# [DIRECTIONS FOR THIS TASK]
Output every entry exactly as written.

# [PROVIDED DATA]

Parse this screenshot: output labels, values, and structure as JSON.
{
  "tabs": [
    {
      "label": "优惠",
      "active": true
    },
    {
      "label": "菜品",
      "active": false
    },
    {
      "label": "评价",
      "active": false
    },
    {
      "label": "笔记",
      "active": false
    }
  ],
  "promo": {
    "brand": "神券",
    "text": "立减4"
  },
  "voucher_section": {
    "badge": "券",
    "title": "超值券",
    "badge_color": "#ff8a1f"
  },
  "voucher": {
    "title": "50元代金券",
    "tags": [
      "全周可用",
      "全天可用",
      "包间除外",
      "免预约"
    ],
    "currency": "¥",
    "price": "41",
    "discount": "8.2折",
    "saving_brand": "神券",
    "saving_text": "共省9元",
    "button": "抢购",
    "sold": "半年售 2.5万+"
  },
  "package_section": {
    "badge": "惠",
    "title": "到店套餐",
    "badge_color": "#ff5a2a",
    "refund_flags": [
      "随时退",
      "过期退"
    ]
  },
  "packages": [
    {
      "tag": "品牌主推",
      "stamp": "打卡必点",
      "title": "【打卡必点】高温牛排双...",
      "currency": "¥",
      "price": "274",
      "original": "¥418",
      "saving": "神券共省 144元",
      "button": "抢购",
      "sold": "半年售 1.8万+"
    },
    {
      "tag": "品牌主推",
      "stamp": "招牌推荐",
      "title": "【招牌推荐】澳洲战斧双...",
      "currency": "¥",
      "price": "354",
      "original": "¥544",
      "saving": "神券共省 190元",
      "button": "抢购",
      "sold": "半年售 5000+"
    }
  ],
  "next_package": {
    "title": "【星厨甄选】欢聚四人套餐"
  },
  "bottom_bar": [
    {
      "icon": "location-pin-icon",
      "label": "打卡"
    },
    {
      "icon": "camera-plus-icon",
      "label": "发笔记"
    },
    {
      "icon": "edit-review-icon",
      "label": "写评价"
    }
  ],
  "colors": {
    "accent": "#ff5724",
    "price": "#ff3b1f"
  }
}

# [WRITTEN SOLUTION]
Parse this screenshot: output labels, values, and structure as JSON.
{
  "tabs": [
    {
      "label": "优惠",
      "active": true
    },
    {
      "label": "菜品",
      "active": false
    },
    {
      "label": "评价",
      "active": false
    },
    {
      "label": "笔记",
      "active": false
    }
  ],
  "promo": {
    "brand": "神券",
    "text": "立减4"
  },
  "voucher_section": {
    "badge": "券",
    "title": "超值券",
    "badge_color": "#ff8a1f"
  },
  "voucher": {
    "title": "50元代金券",
    "tags": [
      "全周可用",
      "全天可用",
      "包间除外",
      "免预约"
    ],
    "currency": "¥",
    "price": "41",
    "discount": "8.2折",
    "saving_brand": "神券",
    "saving_text": "共省9元",
    "button": "抢购",
    "sold": "半年售 2.5万+"
  },
  "package_section": {
    "badge": "惠",
    "title": "到店套餐",
    "badge_color": "#ff5a2a",
    "refund_flags": [
      "随时退",
      "过期退"
    ]
  },
  "packages": [
    {
      "tag": "品牌主推",
      "stamp": "打卡必点",
      "title": "【打卡必点】高温牛排双...",
      "currency": "¥",
      "price": "274",
      "original": "¥418",
      "saving": "神券共省 144元",
      "button": "抢购",
      "sold": "半年售 1.8万+"
    },
    {
      "tag": "品牌主推",
      "stamp": "招牌推荐",
      "title": "【招牌推荐】澳洲战斧双...",
      "currency": "¥",
      "price": "354",
      "original": "¥544",
      "saving": "神券共省 190元",
      "button": "抢购",
      "sold": "半年售 5000+"
    }
  ],
  "next_package": {
    "title": "【星厨甄选】欢聚四人套餐"
  },
  "bottom_bar": [
    {
      "icon": "location-pin-icon",
      "label": "打卡"
    },
    {
      "icon": "camera-plus-icon",
      "label": "发笔记"
    },
    {
      "icon": "edit-review-icon",
      "label": "写评价"
    }
  ],
  "colors": {
    "accent": "#ff5724",
    "price": "#ff3b1f"
  }
}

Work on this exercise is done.